Written instruction 1 »
Answer these from the Arizona appeal decision:
(a) Which court issued it?
(b) Who is the appellant?
(c) Which assistant public defender is listed as counsel for the appellant?
Written instruction 2 » Pick up the Arizona appeal decision after its last line and write what comes next.

━━━━━ Text ━━━━━

ARIZONA COURT OF APPEALS DIVISION TWO
Dec 20, 2018
No. 2 CA-CR 2018-0070 (Ariz. Ct. App. Dec. 20, 2018)

Opinion

No. 2 CA-CR 2018-0070

12-20-2018

THE STATE OF ARIZONA, Appellee, v. JOSE GUADALUPE MORALES, Appellant.

COUNSEL Mark Brnovich, Arizona Attorney General Joseph T. Maziarz, Chief Counsel By Alexander M. Taber, Assistant Attorney General, Tucson Counsel for Appellee Joel Feinman, Pima County Public Defender By Sarah L. Mayhew, Assistant Public Defender, Tucson Counsel for Appellant


THIS DECISION DOES NOT CREATE LEGAL PRECEDENT AND MAY NOT BE CITED EXCEPT AS AUTHORIZED BY APPLICABLE RULES.

━━━━━ Record list ━━━━━

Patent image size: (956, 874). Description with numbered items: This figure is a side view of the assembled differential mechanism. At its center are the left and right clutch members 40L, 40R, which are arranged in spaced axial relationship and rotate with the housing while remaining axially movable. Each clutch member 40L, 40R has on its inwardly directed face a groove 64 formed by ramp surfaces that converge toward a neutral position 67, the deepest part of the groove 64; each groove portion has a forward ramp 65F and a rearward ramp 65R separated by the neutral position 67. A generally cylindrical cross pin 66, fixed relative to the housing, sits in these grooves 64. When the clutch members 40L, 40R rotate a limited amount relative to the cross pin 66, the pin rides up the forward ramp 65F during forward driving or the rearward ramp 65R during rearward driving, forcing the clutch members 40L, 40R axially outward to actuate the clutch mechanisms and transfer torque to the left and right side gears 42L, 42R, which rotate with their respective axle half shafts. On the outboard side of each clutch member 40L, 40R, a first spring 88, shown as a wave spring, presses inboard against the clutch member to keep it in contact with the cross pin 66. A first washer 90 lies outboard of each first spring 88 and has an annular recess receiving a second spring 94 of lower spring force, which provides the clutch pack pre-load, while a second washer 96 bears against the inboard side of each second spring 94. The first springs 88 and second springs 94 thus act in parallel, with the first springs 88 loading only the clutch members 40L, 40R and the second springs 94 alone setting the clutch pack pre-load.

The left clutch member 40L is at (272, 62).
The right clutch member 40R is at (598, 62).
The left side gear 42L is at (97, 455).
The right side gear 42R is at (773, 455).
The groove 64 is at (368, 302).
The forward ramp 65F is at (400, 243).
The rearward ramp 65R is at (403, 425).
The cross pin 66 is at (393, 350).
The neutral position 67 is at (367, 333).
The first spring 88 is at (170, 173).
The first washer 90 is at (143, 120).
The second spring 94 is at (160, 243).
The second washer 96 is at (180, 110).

━━━━━

Final result 1 »
(a) The Arizona Court of Appeals, Division Two
(b) Jose Guadalupe Morales
(c) Sarah L. Mayhew

Final result 2 »
NOT FOR PUBLICATION
See Ariz. R. Sup. Ct. 111(c)(1); Ariz. R. Crim. P. 31.19(e). Appeal from the Superior Court in Pima County
No. CR20165019001
The Honorable Janet C. Bostwick, Judge

AFFIRMED

COUNSEL Mark Brnovich, Arizona Attorney General
Joseph T. Maziarz, Chief Counsel
By Alexander M. Taber, Assistant Attorney General, Tucson
Counsel for Appellee Joel Feinman, Pima County Public Defender
By Sarah L. Mayhew, Assistant Public Defender, Tucson
Counsel for Appellant

MEMORANDUM DECISION

Presiding Judge Staring authored the decision of the Court, in which Chief Judge Eckerstrom and Judge Brearcliffe concurred. STARING, Presiding Judge:

¶1 Jose Guadalupe Morales appeals his convictions and sentences for two counts of burglary in the second degree. He argues the trial court erred in allowing lay opinion testimony that identified him as the burglar and in failing to grant a mistrial on the basis of inadmissible, prejudicial, other-acts evidence. For the reasons that follow, we affirm Morales's convictions and sentences.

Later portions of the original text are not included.